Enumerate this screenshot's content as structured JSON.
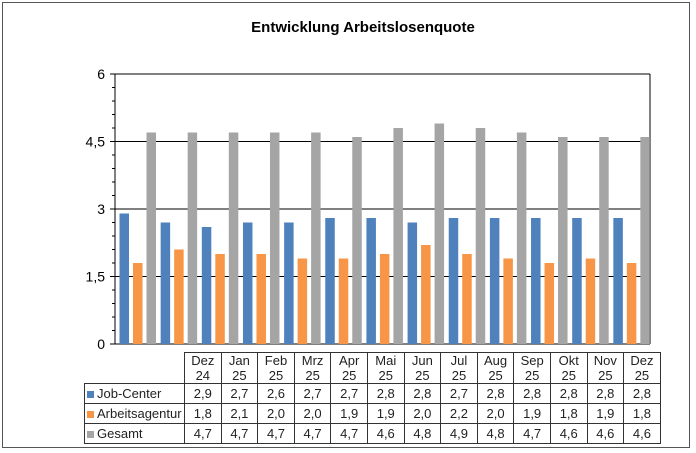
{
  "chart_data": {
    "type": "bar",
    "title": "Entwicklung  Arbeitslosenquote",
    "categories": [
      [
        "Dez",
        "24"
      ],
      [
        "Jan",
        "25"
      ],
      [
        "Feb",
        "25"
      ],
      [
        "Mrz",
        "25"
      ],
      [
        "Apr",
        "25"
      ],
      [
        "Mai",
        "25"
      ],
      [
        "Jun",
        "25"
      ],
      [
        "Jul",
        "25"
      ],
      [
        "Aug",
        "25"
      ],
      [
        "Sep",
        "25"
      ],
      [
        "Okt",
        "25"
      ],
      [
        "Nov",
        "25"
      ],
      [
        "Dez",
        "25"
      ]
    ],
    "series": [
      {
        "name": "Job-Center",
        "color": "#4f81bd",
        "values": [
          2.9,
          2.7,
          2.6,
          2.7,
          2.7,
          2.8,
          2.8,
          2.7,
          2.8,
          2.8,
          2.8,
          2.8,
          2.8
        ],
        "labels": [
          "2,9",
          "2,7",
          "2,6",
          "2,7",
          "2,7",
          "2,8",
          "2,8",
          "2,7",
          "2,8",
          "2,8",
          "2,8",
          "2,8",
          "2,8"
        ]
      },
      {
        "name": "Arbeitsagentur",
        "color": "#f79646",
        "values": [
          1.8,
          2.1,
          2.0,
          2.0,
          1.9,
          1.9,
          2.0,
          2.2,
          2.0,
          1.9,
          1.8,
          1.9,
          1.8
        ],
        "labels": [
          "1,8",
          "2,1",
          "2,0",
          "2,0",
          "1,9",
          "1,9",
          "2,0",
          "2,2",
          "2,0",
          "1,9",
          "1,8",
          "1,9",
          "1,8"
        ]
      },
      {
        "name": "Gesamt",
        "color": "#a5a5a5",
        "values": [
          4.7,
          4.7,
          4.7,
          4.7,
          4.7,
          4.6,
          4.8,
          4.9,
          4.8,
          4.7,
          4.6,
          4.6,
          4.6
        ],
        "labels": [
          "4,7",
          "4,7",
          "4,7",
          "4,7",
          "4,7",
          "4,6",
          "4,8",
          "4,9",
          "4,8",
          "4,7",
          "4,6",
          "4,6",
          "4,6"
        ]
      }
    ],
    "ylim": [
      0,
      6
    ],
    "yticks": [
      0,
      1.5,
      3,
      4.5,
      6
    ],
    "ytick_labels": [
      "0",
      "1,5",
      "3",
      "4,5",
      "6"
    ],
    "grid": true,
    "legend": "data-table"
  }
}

========

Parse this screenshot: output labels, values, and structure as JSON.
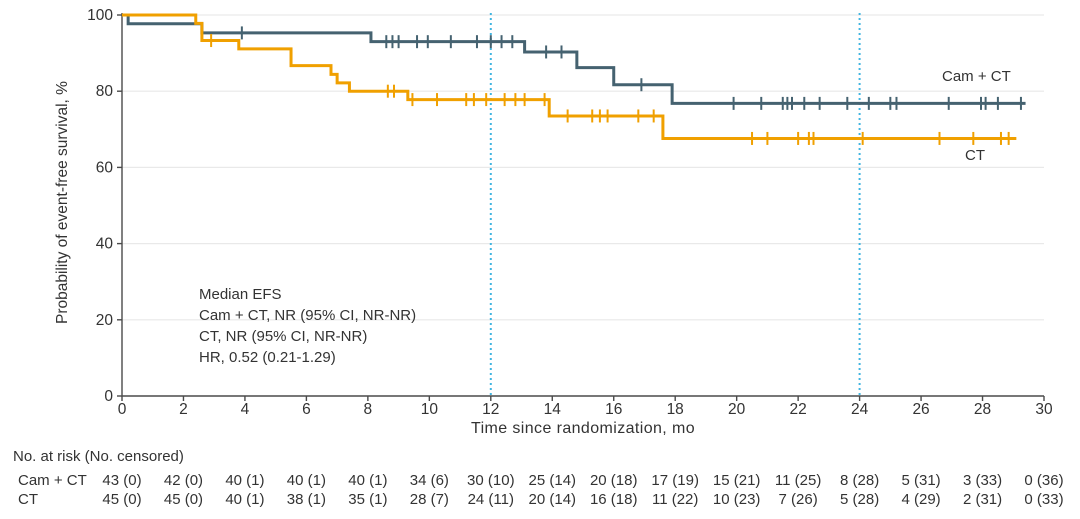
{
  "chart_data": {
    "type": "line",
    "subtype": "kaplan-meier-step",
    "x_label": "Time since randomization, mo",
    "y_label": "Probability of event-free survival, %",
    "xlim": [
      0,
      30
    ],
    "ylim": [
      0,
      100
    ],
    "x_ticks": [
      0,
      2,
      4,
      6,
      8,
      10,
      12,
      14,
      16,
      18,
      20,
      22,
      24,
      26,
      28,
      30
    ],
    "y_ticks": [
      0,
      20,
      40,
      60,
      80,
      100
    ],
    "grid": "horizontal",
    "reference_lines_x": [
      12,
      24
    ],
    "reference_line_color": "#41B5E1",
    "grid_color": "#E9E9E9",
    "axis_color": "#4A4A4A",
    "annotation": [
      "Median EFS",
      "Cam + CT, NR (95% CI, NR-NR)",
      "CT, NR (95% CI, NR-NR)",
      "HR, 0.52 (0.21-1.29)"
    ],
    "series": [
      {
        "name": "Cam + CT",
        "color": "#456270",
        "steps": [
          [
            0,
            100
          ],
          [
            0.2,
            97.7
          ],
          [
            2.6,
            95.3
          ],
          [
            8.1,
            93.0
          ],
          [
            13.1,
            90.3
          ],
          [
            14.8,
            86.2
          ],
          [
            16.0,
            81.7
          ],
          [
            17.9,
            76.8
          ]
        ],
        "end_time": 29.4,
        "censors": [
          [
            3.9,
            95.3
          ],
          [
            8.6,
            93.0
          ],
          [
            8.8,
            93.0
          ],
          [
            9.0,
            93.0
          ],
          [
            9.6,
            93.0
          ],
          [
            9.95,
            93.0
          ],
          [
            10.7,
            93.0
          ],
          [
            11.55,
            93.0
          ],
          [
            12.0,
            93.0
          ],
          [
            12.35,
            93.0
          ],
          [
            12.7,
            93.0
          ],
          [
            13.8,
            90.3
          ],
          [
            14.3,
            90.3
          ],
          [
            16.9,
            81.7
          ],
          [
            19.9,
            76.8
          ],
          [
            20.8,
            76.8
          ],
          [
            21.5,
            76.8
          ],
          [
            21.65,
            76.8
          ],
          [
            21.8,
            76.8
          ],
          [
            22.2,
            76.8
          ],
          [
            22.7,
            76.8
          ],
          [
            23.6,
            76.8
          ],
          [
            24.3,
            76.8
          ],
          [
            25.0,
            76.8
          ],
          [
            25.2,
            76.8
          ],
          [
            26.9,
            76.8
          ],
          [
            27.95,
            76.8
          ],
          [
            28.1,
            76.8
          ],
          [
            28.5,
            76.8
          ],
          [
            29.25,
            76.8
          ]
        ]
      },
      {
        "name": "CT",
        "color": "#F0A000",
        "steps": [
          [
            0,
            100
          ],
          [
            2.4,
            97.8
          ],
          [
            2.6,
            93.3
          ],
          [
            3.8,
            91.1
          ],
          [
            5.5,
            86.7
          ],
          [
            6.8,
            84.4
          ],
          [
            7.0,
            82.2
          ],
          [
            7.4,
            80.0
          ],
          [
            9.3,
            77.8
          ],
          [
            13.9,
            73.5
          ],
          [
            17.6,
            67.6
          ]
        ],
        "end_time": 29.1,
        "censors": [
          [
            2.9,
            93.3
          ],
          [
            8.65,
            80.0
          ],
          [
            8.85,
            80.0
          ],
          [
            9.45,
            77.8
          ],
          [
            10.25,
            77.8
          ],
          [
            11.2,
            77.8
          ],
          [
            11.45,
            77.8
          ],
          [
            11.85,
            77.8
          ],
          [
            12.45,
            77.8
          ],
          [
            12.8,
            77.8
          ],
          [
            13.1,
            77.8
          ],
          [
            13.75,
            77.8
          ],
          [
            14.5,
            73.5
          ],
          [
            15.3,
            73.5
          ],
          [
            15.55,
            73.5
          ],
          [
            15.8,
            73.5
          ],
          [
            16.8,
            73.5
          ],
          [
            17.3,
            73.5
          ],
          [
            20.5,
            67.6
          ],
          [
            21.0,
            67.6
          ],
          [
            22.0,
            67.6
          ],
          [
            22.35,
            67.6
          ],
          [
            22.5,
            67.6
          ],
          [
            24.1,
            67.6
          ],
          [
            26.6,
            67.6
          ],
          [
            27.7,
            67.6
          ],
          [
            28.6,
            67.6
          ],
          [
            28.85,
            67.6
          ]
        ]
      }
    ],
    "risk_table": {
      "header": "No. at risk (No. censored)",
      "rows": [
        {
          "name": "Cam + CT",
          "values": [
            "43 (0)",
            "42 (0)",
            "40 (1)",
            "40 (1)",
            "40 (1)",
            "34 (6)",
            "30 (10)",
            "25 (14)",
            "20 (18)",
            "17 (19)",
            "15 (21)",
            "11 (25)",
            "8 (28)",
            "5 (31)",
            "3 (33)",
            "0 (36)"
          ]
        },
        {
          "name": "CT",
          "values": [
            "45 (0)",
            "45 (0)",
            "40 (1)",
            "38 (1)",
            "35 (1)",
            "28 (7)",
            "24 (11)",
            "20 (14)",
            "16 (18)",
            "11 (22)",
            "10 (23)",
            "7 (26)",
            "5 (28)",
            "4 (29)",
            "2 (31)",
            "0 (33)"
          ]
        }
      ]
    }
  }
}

========

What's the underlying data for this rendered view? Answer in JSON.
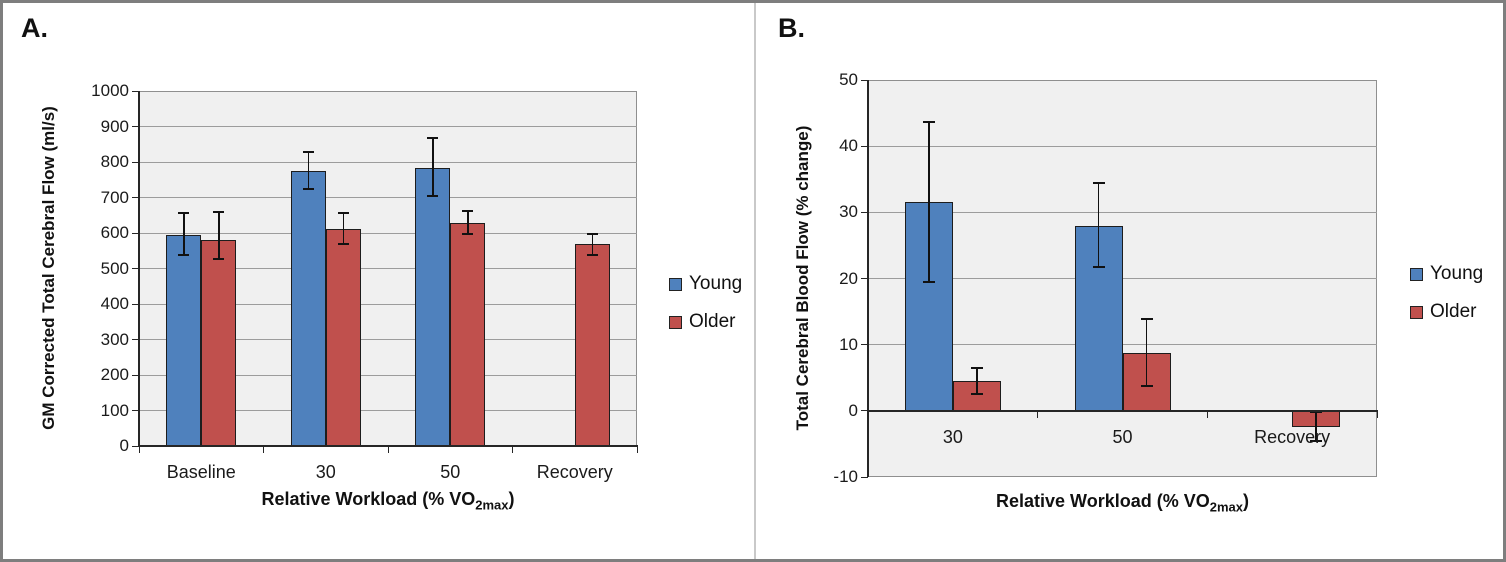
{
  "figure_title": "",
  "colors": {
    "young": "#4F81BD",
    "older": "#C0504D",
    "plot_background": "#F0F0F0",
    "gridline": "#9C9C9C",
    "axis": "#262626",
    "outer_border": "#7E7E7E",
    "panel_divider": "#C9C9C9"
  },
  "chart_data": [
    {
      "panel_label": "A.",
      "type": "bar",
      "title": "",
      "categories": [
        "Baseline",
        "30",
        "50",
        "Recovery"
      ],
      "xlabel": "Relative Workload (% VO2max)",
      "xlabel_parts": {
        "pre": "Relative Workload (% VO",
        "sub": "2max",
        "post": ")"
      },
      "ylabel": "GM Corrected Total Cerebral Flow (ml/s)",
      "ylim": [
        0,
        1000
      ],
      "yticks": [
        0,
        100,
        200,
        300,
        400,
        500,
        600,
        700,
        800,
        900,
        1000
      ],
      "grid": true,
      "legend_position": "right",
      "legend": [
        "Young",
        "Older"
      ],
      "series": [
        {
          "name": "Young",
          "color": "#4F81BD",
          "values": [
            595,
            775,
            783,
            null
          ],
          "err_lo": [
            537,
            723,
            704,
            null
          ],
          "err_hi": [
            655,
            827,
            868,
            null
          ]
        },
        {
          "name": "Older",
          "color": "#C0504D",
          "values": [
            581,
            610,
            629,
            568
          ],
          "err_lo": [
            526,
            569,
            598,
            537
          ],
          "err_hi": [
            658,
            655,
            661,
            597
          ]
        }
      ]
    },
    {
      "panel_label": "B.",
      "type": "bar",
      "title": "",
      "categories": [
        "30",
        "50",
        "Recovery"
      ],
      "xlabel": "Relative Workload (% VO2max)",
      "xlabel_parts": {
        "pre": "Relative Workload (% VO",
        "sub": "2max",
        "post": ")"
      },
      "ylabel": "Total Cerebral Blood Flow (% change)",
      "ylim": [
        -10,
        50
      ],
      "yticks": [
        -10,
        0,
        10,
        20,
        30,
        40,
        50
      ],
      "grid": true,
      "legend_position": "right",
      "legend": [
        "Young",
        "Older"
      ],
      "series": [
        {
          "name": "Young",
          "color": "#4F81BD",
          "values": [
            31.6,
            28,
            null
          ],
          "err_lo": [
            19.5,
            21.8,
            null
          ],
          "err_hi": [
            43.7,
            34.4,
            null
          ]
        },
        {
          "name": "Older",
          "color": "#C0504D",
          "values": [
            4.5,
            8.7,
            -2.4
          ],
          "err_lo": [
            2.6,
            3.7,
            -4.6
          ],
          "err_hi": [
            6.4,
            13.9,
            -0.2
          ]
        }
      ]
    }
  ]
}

========

GOAL OF THE EXERCISE » Report all lines of the data above that include the string "screenshot".

TASK ANSWER »
Enumerate this screenshot's content as structured JSON.
Parse this screenshot: output labels, values, and structure as JSON.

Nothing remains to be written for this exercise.